Problem description:
Copy out each line below exactly as it appears.

Data records:
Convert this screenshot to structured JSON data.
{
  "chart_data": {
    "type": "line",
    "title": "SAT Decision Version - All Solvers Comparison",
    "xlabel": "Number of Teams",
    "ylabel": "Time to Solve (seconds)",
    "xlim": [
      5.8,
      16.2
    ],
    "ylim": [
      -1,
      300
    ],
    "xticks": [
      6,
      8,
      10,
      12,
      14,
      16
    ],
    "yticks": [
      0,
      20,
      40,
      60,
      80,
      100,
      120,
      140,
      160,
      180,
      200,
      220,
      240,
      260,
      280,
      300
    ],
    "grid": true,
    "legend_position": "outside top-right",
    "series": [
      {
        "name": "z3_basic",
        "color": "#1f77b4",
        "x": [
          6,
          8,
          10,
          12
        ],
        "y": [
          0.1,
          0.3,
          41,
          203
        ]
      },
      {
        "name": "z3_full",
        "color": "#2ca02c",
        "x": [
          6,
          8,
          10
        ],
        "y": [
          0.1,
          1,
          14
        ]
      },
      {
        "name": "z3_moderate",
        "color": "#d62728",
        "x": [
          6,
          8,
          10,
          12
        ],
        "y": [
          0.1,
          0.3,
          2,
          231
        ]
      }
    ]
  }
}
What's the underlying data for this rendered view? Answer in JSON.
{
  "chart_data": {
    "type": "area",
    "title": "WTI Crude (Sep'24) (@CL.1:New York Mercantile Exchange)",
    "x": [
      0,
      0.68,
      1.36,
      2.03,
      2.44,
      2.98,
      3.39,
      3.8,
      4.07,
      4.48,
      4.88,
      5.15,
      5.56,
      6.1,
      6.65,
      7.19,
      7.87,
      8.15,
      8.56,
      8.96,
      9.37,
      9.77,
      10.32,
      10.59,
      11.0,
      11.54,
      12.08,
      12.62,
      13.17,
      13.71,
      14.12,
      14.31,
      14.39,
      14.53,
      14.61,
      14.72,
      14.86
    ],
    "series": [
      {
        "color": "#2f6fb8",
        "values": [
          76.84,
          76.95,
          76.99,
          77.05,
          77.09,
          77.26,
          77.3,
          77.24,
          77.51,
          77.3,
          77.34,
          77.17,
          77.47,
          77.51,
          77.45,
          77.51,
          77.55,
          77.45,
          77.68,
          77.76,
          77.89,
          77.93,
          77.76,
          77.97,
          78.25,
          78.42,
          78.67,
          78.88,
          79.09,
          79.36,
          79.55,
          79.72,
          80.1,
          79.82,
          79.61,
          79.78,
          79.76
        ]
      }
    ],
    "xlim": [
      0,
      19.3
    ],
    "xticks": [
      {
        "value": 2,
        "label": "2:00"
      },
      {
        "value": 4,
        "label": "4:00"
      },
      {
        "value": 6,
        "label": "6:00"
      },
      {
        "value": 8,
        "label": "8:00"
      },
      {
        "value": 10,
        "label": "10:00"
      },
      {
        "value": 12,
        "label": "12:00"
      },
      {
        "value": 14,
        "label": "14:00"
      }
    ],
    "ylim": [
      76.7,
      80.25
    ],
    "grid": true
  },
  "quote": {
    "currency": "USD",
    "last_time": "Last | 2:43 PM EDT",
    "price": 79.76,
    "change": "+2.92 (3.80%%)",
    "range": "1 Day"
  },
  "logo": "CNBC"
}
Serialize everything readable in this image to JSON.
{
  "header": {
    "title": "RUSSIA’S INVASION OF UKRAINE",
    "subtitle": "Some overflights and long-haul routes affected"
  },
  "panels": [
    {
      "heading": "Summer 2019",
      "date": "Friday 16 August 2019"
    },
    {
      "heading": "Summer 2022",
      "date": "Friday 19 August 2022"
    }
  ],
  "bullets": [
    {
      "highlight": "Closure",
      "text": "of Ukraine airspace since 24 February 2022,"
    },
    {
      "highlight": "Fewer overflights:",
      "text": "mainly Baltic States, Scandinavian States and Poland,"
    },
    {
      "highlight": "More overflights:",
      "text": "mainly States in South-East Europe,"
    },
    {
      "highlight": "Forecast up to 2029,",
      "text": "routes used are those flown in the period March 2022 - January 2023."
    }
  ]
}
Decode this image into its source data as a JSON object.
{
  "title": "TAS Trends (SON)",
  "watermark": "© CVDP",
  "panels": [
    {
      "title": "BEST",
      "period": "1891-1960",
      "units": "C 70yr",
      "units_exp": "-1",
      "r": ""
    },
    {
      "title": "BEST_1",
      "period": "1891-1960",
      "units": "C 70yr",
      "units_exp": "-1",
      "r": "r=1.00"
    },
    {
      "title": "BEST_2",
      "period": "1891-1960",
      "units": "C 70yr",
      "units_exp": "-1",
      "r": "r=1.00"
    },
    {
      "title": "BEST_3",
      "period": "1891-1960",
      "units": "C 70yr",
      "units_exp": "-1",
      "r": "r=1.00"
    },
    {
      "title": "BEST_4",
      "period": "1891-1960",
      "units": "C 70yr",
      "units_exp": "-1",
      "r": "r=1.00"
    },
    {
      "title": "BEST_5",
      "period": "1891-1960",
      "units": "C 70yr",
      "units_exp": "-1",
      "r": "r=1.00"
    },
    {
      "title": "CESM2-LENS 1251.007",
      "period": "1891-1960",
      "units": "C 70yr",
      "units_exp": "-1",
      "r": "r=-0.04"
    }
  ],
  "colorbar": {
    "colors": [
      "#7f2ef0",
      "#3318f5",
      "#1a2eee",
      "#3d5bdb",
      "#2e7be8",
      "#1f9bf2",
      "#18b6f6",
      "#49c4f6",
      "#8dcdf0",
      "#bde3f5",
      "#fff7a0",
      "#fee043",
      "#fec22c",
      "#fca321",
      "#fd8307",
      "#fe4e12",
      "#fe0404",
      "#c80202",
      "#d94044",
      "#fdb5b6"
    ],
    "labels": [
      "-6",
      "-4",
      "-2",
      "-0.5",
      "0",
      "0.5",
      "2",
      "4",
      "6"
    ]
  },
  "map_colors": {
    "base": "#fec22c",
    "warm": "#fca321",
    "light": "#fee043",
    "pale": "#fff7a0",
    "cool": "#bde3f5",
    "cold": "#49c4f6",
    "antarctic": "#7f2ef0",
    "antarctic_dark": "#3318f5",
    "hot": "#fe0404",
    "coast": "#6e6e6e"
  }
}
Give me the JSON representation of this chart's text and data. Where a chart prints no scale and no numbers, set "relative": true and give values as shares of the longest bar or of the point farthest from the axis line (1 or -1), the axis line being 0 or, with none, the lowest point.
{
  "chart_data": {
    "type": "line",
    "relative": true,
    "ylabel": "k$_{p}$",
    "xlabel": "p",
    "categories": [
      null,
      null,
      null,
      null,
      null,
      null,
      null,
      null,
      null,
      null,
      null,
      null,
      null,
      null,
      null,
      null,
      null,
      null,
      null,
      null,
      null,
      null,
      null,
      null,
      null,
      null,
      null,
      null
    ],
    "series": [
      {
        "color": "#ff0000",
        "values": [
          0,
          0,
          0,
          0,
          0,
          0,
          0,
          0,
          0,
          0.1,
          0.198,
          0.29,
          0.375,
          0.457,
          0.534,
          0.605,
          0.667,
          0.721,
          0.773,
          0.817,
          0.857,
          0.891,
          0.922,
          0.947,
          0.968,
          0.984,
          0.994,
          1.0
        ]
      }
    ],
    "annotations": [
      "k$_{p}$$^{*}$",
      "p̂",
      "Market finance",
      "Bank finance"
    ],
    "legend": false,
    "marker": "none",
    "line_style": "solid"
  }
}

Task response:
Convert this screenshot to structured JSON data.
{
  "chart_data": {
    "type": "line",
    "title": "SAT Decision Version - All Solvers Comparison",
    "xlabel": "Number of Teams",
    "ylabel": "Time to Solve (seconds)",
    "xlim": [
      5.8,
      16.2
    ],
    "ylim": [
      -1,
      300
    ],
    "xticks": [
      6,
      8,
      10,
      12,
      14,
      16
    ],
    "yticks": [
      0,
      20,
      40,
      60,
      80,
      100,
      120,
      140,
      160,
      180,
      200,
      220,
      240,
      260,
      280,
      300
    ],
    "grid": true,
    "legend_position": "outside top-right",
    "series": [
      {
        "name": "z3_basic",
        "color": "#1f77b4",
        "x": [
          6,
          8,
          10,
          12
        ],
        "y": [
          0.1,
          0.3,
          41,
          203
        ]
      },
      {
        "name": "z3_full",
        "color": "#2ca02c",
        "x": [
          6,
          8,
          10
        ],
        "y": [
          0.1,
          1,
          14
        ]
      },
      {
        "name": "z3_moderate",
        "color": "#d62728",
        "x": [
          6,
          8,
          10,
          12
        ],
        "y": [
          0.1,
          0.3,
          2,
          231
        ]
      }
    ]
  }
}
What's the underlying data for this rendered view? Answer in JSON.
{
  "chart_data": {
    "type": "area",
    "title": "WTI Crude (Sep'24) (@CL.1:New York Mercantile Exchange)",
    "x": [
      0,
      0.68,
      1.36,
      2.03,
      2.44,
      2.98,
      3.39,
      3.8,
      4.07,
      4.48,
      4.88,
      5.15,
      5.56,
      6.1,
      6.65,
      7.19,
      7.87,
      8.15,
      8.56,
      8.96,
      9.37,
      9.77,
      10.32,
      10.59,
      11.0,
      11.54,
      12.08,
      12.62,
      13.17,
      13.71,
      14.12,
      14.31,
      14.39,
      14.53,
      14.61,
      14.72,
      14.86
    ],
    "series": [
      {
        "color": "#2f6fb8",
        "values": [
          76.84,
          76.95,
          76.99,
          77.05,
          77.09,
          77.26,
          77.3,
          77.24,
          77.51,
          77.3,
          77.34,
          77.17,
          77.47,
          77.51,
          77.45,
          77.51,
          77.55,
          77.45,
          77.68,
          77.76,
          77.89,
          77.93,
          77.76,
          77.97,
          78.25,
          78.42,
          78.67,
          78.88,
          79.09,
          79.36,
          79.55,
          79.72,
          80.1,
          79.82,
          79.61,
          79.78,
          79.76
        ]
      }
    ],
    "xlim": [
      0,
      19.3
    ],
    "xticks": [
      {
        "value": 2,
        "label": "2:00"
      },
      {
        "value": 4,
        "label": "4:00"
      },
      {
        "value": 6,
        "label": "6:00"
      },
      {
        "value": 8,
        "label": "8:00"
      },
      {
        "value": 10,
        "label": "10:00"
      },
      {
        "value": 12,
        "label": "12:00"
      },
      {
        "value": 14,
        "label": "14:00"
      }
    ],
    "ylim": [
      76.7,
      80.25
    ],
    "grid": true
  },
  "quote": {
    "currency": "USD",
    "last_time": "Last | 2:43 PM EDT",
    "price": 79.76,
    "change": "+2.92 (3.80%%)",
    "range": "1 Day"
  },
  "logo": "CNBC"
}
Serialize everything readable in this image to JSON.
{
  "header": {
    "title": "RUSSIA’S INVASION OF UKRAINE",
    "subtitle": "Some overflights and long-haul routes affected"
  },
  "panels": [
    {
      "heading": "Summer 2019",
      "date": "Friday 16 August 2019"
    },
    {
      "heading": "Summer 2022",
      "date": "Friday 19 August 2022"
    }
  ],
  "bullets": [
    {
      "highlight": "Closure",
      "text": "of Ukraine airspace since 24 February 2022,"
    },
    {
      "highlight": "Fewer overflights:",
      "text": "mainly Baltic States, Scandinavian States and Poland,"
    },
    {
      "highlight": "More overflights:",
      "text": "mainly States in South-East Europe,"
    },
    {
      "highlight": "Forecast up to 2029,",
      "text": "routes used are those flown in the period March 2022 - January 2023."
    }
  ]
}
Decode this image into its source data as a JSON object.
{
  "title": "TAS Trends (SON)",
  "watermark": "© CVDP",
  "panels": [
    {
      "title": "BEST",
      "period": "1891-1960",
      "units": "C 70yr",
      "units_exp": "-1",
      "r": ""
    },
    {
      "title": "BEST_1",
      "period": "1891-1960",
      "units": "C 70yr",
      "units_exp": "-1",
      "r": "r=1.00"
    },
    {
      "title": "BEST_2",
      "period": "1891-1960",
      "units": "C 70yr",
      "units_exp": "-1",
      "r": "r=1.00"
    },
    {
      "title": "BEST_3",
      "period": "1891-1960",
      "units": "C 70yr",
      "units_exp": "-1",
      "r": "r=1.00"
    },
    {
      "title": "BEST_4",
      "period": "1891-1960",
      "units": "C 70yr",
      "units_exp": "-1",
      "r": "r=1.00"
    },
    {
      "title": "BEST_5",
      "period": "1891-1960",
      "units": "C 70yr",
      "units_exp": "-1",
      "r": "r=1.00"
    },
    {
      "title": "CESM2-LENS 1251.007",
      "period": "1891-1960",
      "units": "C 70yr",
      "units_exp": "-1",
      "r": "r=-0.04"
    }
  ],
  "colorbar": {
    "colors": [
      "#7f2ef0",
      "#3318f5",
      "#1a2eee",
      "#3d5bdb",
      "#2e7be8",
      "#1f9bf2",
      "#18b6f6",
      "#49c4f6",
      "#8dcdf0",
      "#bde3f5",
      "#fff7a0",
      "#fee043",
      "#fec22c",
      "#fca321",
      "#fd8307",
      "#fe4e12",
      "#fe0404",
      "#c80202",
      "#d94044",
      "#fdb5b6"
    ],
    "labels": [
      "-6",
      "-4",
      "-2",
      "-0.5",
      "0",
      "0.5",
      "2",
      "4",
      "6"
    ]
  },
  "map_colors": {
    "base": "#fec22c",
    "warm": "#fca321",
    "light": "#fee043",
    "pale": "#fff7a0",
    "cool": "#bde3f5",
    "cold": "#49c4f6",
    "antarctic": "#7f2ef0",
    "antarctic_dark": "#3318f5",
    "hot": "#fe0404",
    "coast": "#6e6e6e"
  }
}
Give me the JSON representation of this chart's text and data. Where a chart prints no scale and no numbers, set "relative": true and give values as shares of the longest bar or of the point farthest from the axis line (1 or -1), the axis line being 0 or, with none, the lowest point.
{
  "chart_data": {
    "type": "line",
    "relative": true,
    "ylabel": "k$_{p}$",
    "xlabel": "p",
    "categories": [
      null,
      null,
      null,
      null,
      null,
      null,
      null,
      null,
      null,
      null,
      null,
      null,
      null,
      null,
      null,
      null,
      null,
      null,
      null,
      null,
      null,
      null,
      null,
      null,
      null,
      null,
      null,
      null
    ],
    "series": [
      {
        "color": "#ff0000",
        "values": [
          0,
          0,
          0,
          0,
          0,
          0,
          0,
          0,
          0,
          0.1,
          0.198,
          0.29,
          0.375,
          0.457,
          0.534,
          0.605,
          0.667,
          0.721,
          0.773,
          0.817,
          0.857,
          0.891,
          0.922,
          0.947,
          0.968,
          0.984,
          0.994,
          1.0
        ]
      }
    ],
    "annotations": [
      "k$_{p}$$^{*}$",
      "p̂",
      "Market finance",
      "Bank finance"
    ],
    "legend": false,
    "marker": "none",
    "line_style": "solid"
  }
}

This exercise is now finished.